··· SEÇÃO DE TEXTO ···
O relatório Orientações Técnicas Internacionais de Educação e Sexualidade (na versão em português), citado no post desinformativo, foi publicado em 2018 e discute a comprehensive sexuality education (CSE) – “Educação Integral em Sexualidade (EIS, em português)”. Esse documento é dirigido a profissionais da Educação e da Saúde para ajudá-los a desenvolver e implementar programas educativos para que adolescentes tenham uma preparação segura, informada e responsável em relação à sexualidade.

Em nenhuma página do guia consta a frase Children must have sexual partners (crianças devem ter parceiros sexuais) ou algo semelhante, como diz o post enganoso.

Conforme a Organização Mundial de Saúde (OMS), o estudo é baseado em rigorosas evidências científicas provenientes de diversas partes do mundo. Em nota enviada à Lupa, a entidade aponta que pesquisas indicam que a educação sexual integral capacita as pessoas a tomar decisões informadas sobre sexualidade e relacionamentos, aumenta a autoestima e proporciona resultados positivos para a saúde.
···
### INSTRUÇÕES
1) Segundo a nota da OMS citada no texto sobre o relatório de educação em sexualidade, quais efeitos da educação sexual integral as pesquisas indicam? Liste todos.
2) De acordo com o texto sobre o relatório de educação em sexualidade, em que ano o documento foi publicado?
3) Escreva a continuação do texto sobre o relatório de educação em sexualidade a partir da última frase apresentada.
··· TRECHOS DE DADOS ···
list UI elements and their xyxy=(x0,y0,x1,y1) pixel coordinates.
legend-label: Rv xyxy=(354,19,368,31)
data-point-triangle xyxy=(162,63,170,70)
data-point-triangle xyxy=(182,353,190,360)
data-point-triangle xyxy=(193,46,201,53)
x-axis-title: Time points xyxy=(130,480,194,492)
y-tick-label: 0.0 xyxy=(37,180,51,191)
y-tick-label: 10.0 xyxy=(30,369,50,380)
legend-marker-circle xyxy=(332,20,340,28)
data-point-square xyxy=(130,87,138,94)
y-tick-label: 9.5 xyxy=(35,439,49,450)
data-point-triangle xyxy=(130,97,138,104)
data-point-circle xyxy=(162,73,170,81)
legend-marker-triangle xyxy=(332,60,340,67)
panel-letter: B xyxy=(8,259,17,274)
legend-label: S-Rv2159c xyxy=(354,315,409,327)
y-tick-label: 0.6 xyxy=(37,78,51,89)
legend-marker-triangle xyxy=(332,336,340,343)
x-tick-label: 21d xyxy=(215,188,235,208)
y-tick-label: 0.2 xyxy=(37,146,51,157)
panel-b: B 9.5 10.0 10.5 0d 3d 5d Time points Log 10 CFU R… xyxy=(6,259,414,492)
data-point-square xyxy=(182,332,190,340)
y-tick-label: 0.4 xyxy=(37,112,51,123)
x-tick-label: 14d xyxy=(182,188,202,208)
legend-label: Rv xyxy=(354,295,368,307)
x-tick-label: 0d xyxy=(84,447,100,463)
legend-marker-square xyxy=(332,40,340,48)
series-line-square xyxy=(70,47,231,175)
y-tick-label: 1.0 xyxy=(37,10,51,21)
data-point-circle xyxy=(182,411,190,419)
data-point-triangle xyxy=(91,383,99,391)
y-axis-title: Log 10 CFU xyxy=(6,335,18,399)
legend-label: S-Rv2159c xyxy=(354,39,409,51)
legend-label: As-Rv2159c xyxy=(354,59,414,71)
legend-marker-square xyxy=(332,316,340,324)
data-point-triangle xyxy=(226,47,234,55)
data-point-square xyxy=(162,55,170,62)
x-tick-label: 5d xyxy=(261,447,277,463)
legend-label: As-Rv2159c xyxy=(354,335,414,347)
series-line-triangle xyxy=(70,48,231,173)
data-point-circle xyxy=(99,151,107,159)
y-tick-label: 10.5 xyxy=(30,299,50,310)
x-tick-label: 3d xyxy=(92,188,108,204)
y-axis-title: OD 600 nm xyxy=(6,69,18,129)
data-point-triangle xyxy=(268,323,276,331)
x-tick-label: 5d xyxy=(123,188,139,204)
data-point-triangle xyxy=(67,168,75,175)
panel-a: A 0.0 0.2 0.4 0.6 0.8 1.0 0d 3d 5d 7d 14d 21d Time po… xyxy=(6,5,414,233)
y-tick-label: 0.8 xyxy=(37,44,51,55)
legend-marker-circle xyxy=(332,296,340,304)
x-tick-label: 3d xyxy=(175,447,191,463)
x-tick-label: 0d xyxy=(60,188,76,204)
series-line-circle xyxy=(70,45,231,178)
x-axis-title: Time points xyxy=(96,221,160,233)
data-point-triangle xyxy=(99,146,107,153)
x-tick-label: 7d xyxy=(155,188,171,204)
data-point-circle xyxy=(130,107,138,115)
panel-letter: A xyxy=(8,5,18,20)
···
### RESPOSTAS DAS ATIVIDADES
1)
- Capacita as pessoas a tomar decisões informadas sobre sexualidade e relacionamentos
- Aumenta a autoestima
- Proporciona resultados positivos para a saúde

2) Em 2018.

3)
“É mais provável que pessoas jovens adiem o início da atividade sexual e pratiquem sexo seguro quando estão mais bem informadas sobre sexualidade, relações sexuais e seus direitos. A educação sexual integral as ajuda a se prepararem e a administrarem as mudanças físicas e emocionais que ocorrem à medida que crescem, ao mesmo tempo que as ensina sobre valores fundamentais, como respeito e consentimento, e onde ir se precisarem de ajuda. Isso, de forma crucial, reduz os riscos de exploração e abuso”, diz a OMS.

O documento foi desenvolvido pela Organização das Nações Unidas para a Educação, a Ciência e a Cultura (Unesco), Fundo de População das Nações Unidas (UNFPA), Fundo das Nações Unidas para a Infância (Unicef),  Programa Conjunto das Nações Unidas sobre HIV/Aids (UNAIDS) e ONU Mulheres, sendo que a última edição foi lançada em 2018. 

A masturbação também não é promovida na educação sexual integral, como afirma o post enganoso. “A OMS não promove a masturbação – nem qualquer outro ato – em seus documentos”, diz a OMS em nota enviada à Lupa.

Site com informações distorcidas

O site com as informações falsas tira de contexto trechos do relatório, dizendo, por exemplo, que na página 16 consta a frase “Seu objetivo é equipar as crianças… para desenvolver relações sexuais”. A afirmação está distorcida. Na verdade, o texto diz que a Educação Integral em Sexualidade (EIS) é um processo que busca ensinar aspectos cognitivos, emocionais, físicos e sociais da sexualidade.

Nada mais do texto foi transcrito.